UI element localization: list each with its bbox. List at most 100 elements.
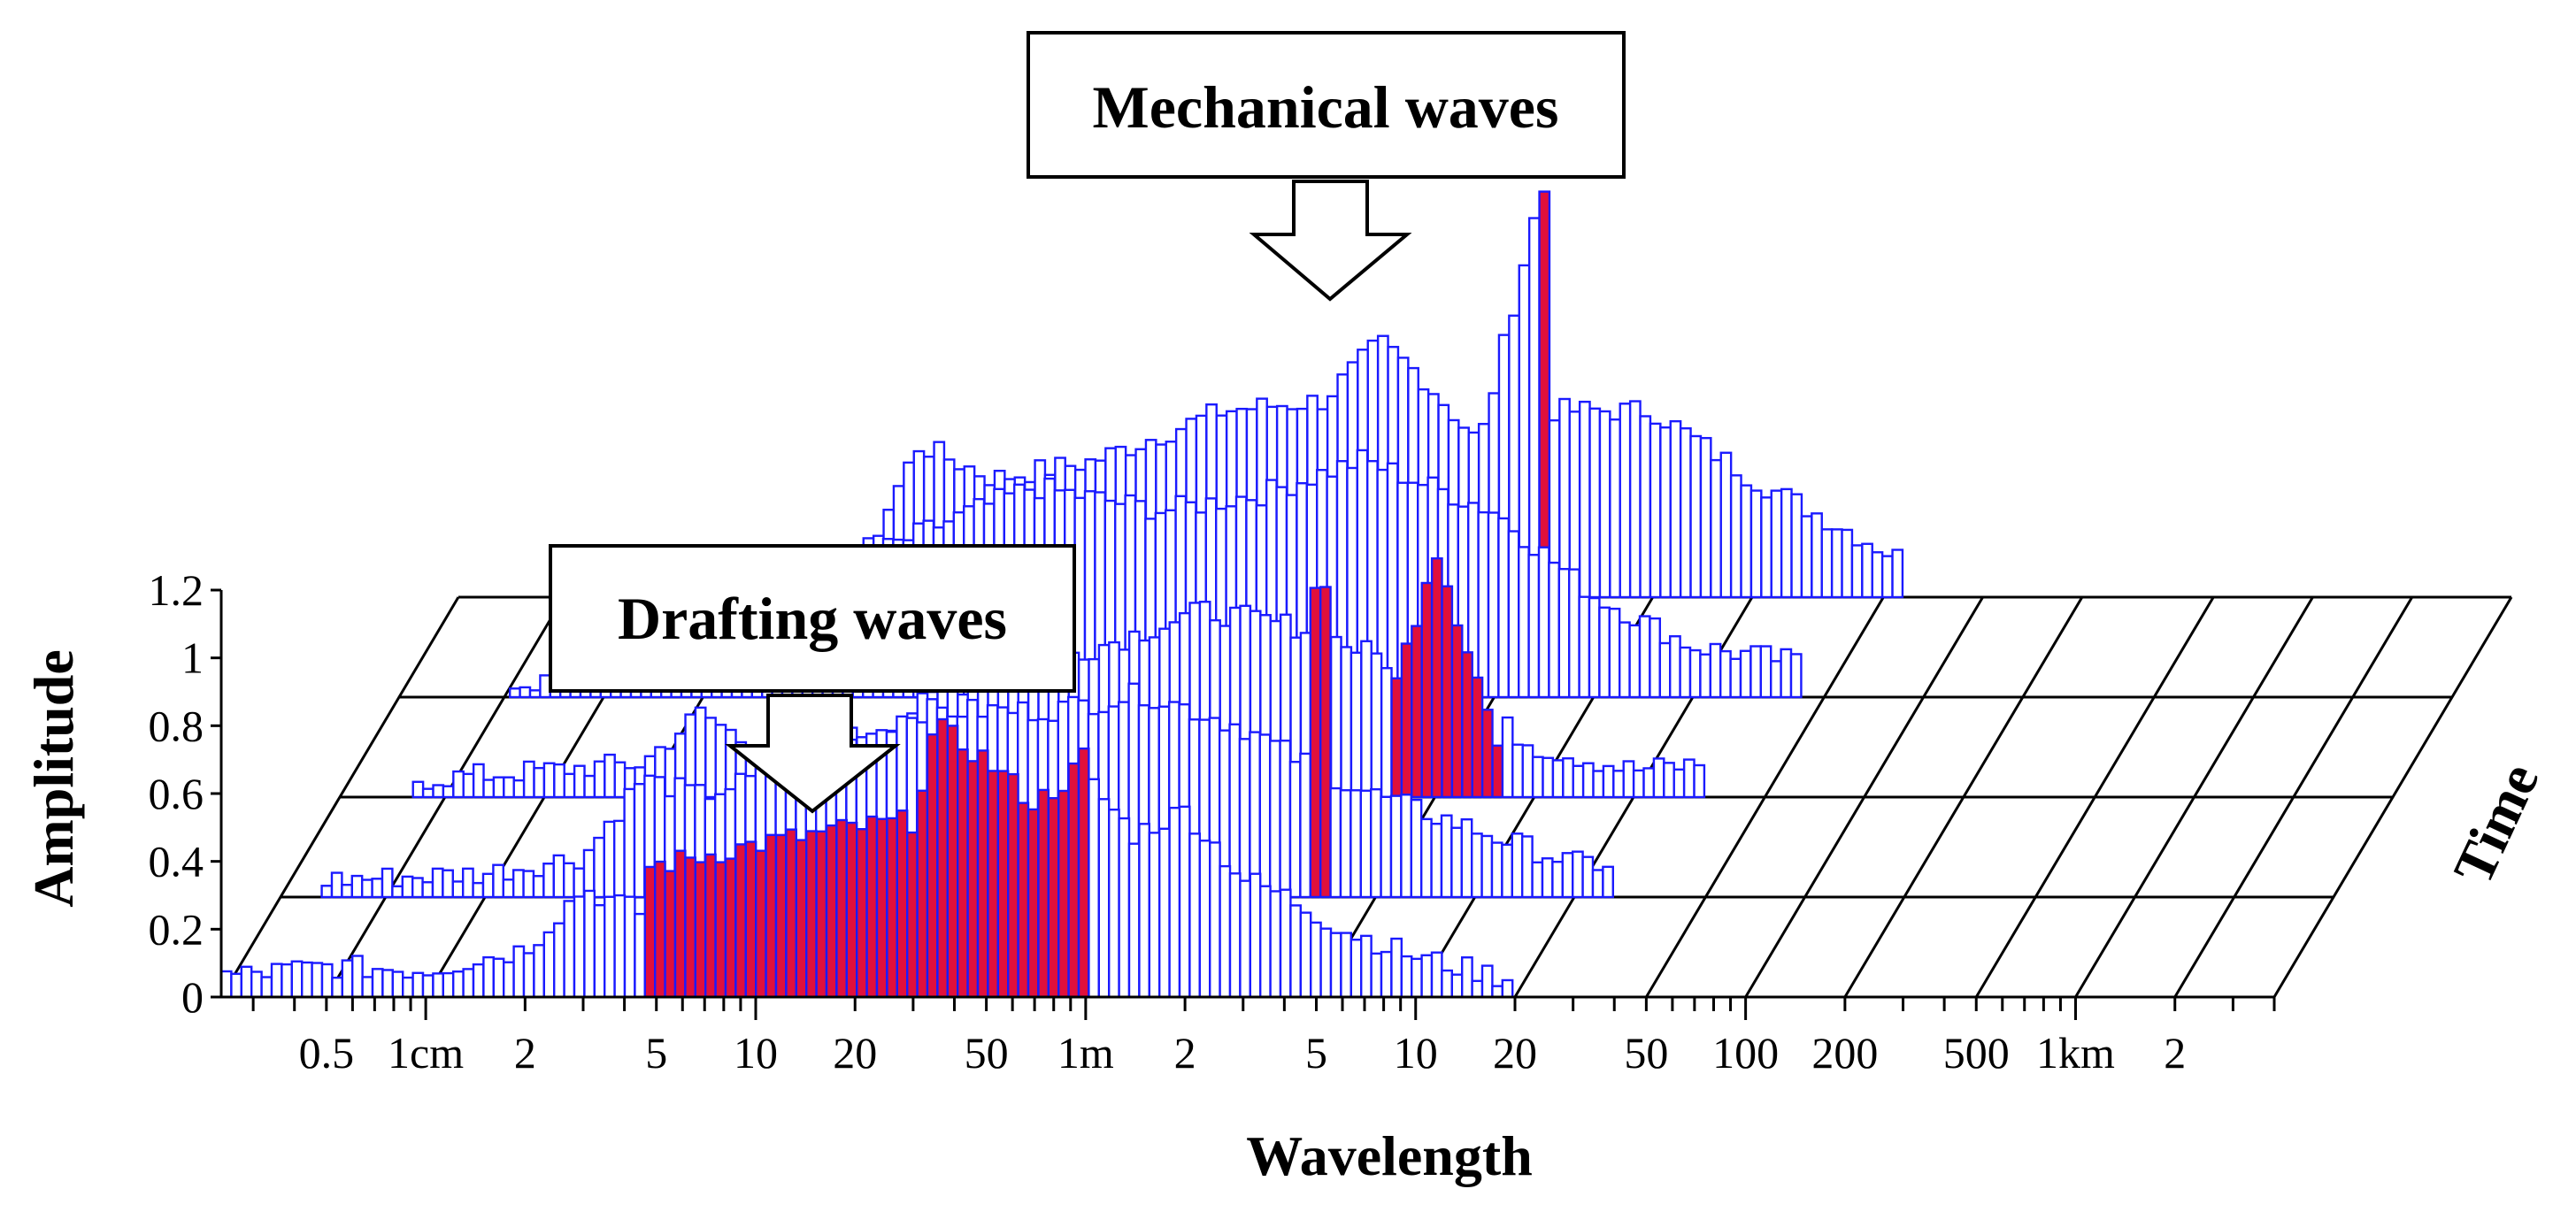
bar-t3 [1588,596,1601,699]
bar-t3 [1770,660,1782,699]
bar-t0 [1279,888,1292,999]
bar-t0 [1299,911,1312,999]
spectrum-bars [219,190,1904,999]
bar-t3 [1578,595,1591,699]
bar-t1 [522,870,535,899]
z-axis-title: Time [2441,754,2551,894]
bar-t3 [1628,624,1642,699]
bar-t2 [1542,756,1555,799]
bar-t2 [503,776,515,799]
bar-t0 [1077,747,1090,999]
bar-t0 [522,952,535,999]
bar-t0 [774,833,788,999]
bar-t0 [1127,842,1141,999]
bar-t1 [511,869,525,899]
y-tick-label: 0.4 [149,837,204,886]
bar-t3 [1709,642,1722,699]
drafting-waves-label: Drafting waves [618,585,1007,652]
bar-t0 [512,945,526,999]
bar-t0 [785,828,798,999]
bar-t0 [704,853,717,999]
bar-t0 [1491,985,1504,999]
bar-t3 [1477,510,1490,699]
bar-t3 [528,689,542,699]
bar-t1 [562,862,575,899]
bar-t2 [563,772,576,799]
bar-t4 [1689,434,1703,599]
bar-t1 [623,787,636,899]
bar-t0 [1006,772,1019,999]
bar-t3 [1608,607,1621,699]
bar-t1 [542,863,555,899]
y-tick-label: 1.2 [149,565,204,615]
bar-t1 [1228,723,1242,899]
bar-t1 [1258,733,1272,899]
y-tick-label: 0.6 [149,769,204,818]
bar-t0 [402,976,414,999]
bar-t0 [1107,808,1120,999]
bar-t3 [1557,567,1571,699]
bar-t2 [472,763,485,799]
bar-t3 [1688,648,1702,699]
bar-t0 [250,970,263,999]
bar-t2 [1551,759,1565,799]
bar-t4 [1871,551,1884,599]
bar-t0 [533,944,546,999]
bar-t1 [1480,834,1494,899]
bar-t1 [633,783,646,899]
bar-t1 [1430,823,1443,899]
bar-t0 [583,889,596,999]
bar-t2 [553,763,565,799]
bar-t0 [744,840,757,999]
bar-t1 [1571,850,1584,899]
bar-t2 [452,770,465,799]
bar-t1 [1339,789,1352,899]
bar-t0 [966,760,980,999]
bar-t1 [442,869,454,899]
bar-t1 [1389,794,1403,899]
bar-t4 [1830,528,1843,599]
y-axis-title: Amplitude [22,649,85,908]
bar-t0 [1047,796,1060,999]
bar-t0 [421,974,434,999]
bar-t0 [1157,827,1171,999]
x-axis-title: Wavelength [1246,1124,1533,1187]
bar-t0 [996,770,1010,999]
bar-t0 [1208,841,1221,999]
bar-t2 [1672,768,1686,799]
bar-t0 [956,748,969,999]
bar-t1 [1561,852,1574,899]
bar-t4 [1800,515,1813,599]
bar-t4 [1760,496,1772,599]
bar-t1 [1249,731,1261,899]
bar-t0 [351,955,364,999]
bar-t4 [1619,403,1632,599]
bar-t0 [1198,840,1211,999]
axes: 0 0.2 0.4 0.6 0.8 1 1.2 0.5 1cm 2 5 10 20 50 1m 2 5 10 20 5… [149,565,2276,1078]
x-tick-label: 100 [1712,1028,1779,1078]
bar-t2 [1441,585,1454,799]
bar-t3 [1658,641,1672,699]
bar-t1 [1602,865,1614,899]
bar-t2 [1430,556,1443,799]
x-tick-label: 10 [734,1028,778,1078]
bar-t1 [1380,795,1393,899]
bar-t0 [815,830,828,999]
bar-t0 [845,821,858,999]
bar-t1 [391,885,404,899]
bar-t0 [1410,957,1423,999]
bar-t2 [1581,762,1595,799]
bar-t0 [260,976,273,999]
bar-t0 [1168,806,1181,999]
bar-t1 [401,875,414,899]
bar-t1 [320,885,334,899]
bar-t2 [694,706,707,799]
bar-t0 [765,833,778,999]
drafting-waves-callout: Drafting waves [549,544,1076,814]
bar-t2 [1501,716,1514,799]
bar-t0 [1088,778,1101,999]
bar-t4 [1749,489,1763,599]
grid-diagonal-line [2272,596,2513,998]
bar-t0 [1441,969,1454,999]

**Set exercise**
Copy every line of the entries above word for word, leaving out the pictures.

**Reply to the task**
UI element localization: list each with its bbox. List at most 100 elements.
bar-t3 [1588,596,1601,699]
bar-t3 [1770,660,1782,699]
bar-t0 [1279,888,1292,999]
bar-t0 [1299,911,1312,999]
spectrum-bars [219,190,1904,999]
bar-t3 [1578,595,1591,699]
bar-t1 [522,870,535,899]
z-axis-title: Time [2441,754,2551,894]
bar-t3 [1628,624,1642,699]
bar-t2 [1542,756,1555,799]
bar-t2 [503,776,515,799]
bar-t0 [1077,747,1090,999]
bar-t0 [522,952,535,999]
bar-t0 [774,833,788,999]
bar-t0 [1127,842,1141,999]
bar-t1 [511,869,525,899]
y-tick-label: 0.4 [149,837,204,886]
bar-t3 [1709,642,1722,699]
drafting-waves-label: Drafting waves [618,585,1007,652]
bar-t0 [512,945,526,999]
bar-t0 [785,828,798,999]
bar-t0 [704,853,717,999]
bar-t0 [1491,985,1504,999]
bar-t3 [1477,510,1490,699]
bar-t3 [528,689,542,699]
bar-t1 [562,862,575,899]
bar-t2 [563,772,576,799]
bar-t4 [1689,434,1703,599]
bar-t1 [623,787,636,899]
bar-t0 [1006,772,1019,999]
bar-t3 [1608,607,1621,699]
bar-t1 [542,863,555,899]
y-tick-label: 1.2 [149,565,204,615]
bar-t1 [1228,723,1242,899]
bar-t1 [1258,733,1272,899]
y-tick-label: 0.6 [149,769,204,818]
bar-t0 [402,976,414,999]
bar-t0 [1107,808,1120,999]
bar-t3 [1557,567,1571,699]
bar-t2 [472,763,485,799]
bar-t3 [1688,648,1702,699]
bar-t0 [250,970,263,999]
bar-t2 [1551,759,1565,799]
bar-t4 [1871,551,1884,599]
bar-t0 [533,944,546,999]
bar-t1 [1480,834,1494,899]
bar-t1 [633,783,646,899]
bar-t1 [1430,823,1443,899]
bar-t0 [583,889,596,999]
bar-t2 [553,763,565,799]
bar-t0 [744,840,757,999]
bar-t1 [1571,850,1584,899]
bar-t2 [452,770,465,799]
bar-t1 [1339,789,1352,899]
bar-t0 [966,760,980,999]
bar-t1 [442,869,454,899]
bar-t1 [1389,794,1403,899]
bar-t4 [1830,528,1843,599]
y-axis-title: Amplitude [22,649,85,908]
bar-t0 [1047,796,1060,999]
bar-t0 [421,974,434,999]
bar-t0 [1157,827,1171,999]
x-axis-title: Wavelength [1246,1124,1533,1187]
bar-t0 [996,770,1010,999]
bar-t0 [1208,841,1221,999]
bar-t2 [1672,768,1686,799]
bar-t0 [956,748,969,999]
bar-t1 [1561,852,1574,899]
bar-t4 [1800,515,1813,599]
bar-t4 [1760,496,1772,599]
bar-t1 [1249,731,1261,899]
bar-t0 [351,955,364,999]
bar-t4 [1619,403,1632,599]
bar-t0 [1198,840,1211,999]
axes: 0 0.2 0.4 0.6 0.8 1 1.2 0.5 1cm 2 5 10 20 50 1m 2 5 10 20 5… [149,565,2276,1078]
x-tick-label: 100 [1712,1028,1779,1078]
bar-t2 [1441,585,1454,799]
bar-t3 [1658,641,1672,699]
bar-t1 [1602,865,1614,899]
bar-t2 [1430,556,1443,799]
x-tick-label: 10 [734,1028,778,1078]
bar-t1 [1380,795,1393,899]
bar-t0 [815,830,828,999]
bar-t0 [845,821,858,999]
bar-t1 [391,885,404,899]
bar-t0 [1410,957,1423,999]
bar-t2 [1581,762,1595,799]
bar-t0 [260,976,273,999]
bar-t0 [1168,806,1181,999]
bar-t1 [401,875,414,899]
bar-t1 [320,885,334,899]
bar-t2 [694,706,707,799]
bar-t0 [765,833,778,999]
drafting-waves-callout: Drafting waves [549,544,1076,814]
bar-t2 [1501,716,1514,799]
bar-t0 [1088,778,1101,999]
bar-t4 [1749,489,1763,599]
grid-diagonal-line [2272,596,2513,998]
bar-t0 [1441,969,1454,999]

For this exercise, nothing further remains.